Data listing:
◇ ◇ ◇ ◇ ◇ ◇ ◇

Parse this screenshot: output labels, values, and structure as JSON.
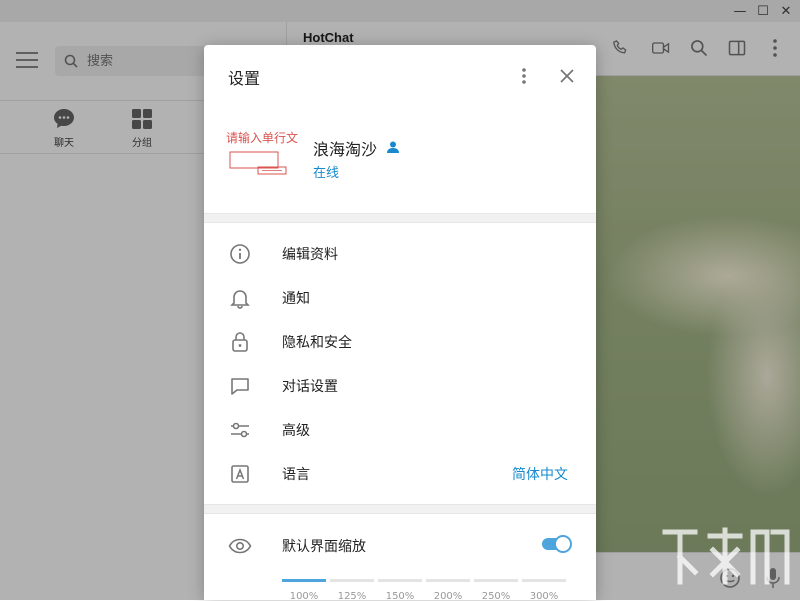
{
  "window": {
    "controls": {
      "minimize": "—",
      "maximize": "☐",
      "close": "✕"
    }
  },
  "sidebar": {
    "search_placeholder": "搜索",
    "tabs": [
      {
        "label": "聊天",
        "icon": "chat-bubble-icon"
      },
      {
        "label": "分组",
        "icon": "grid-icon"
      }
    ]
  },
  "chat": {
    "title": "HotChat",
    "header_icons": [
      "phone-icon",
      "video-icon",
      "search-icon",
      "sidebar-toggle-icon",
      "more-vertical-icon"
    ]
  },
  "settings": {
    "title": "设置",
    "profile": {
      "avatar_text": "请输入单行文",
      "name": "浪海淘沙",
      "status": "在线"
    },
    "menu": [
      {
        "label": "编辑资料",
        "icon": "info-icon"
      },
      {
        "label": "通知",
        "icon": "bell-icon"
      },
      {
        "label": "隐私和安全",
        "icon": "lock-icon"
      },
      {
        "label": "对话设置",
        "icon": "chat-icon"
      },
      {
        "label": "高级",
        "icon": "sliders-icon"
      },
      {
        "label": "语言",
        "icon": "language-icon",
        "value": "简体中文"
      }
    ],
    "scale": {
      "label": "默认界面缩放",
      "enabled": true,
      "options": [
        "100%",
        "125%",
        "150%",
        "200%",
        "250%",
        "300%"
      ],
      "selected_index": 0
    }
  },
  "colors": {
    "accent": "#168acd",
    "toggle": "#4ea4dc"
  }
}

◇ ◇ ◇ ◇ ◇ ◇ ◇

■ Exercise brief: Skip the pictures and transcribe the rest of the records exactly.

■ Result:
Parse this screenshot: output labels, values, and structure as JSON.
{
  "window": {
    "controls": {
      "minimize": "—",
      "maximize": "☐",
      "close": "✕"
    }
  },
  "sidebar": {
    "search_placeholder": "搜索",
    "tabs": [
      {
        "label": "聊天",
        "icon": "chat-bubble-icon"
      },
      {
        "label": "分组",
        "icon": "grid-icon"
      }
    ]
  },
  "chat": {
    "title": "HotChat",
    "header_icons": [
      "phone-icon",
      "video-icon",
      "search-icon",
      "sidebar-toggle-icon",
      "more-vertical-icon"
    ]
  },
  "settings": {
    "title": "设置",
    "profile": {
      "avatar_text": "请输入单行文",
      "name": "浪海淘沙",
      "status": "在线"
    },
    "menu": [
      {
        "label": "编辑资料",
        "icon": "info-icon"
      },
      {
        "label": "通知",
        "icon": "bell-icon"
      },
      {
        "label": "隐私和安全",
        "icon": "lock-icon"
      },
      {
        "label": "对话设置",
        "icon": "chat-icon"
      },
      {
        "label": "高级",
        "icon": "sliders-icon"
      },
      {
        "label": "语言",
        "icon": "language-icon",
        "value": "简体中文"
      }
    ],
    "scale": {
      "label": "默认界面缩放",
      "enabled": true,
      "options": [
        "100%",
        "125%",
        "150%",
        "200%",
        "250%",
        "300%"
      ],
      "selected_index": 0
    }
  },
  "colors": {
    "accent": "#168acd",
    "toggle": "#4ea4dc"
  }
}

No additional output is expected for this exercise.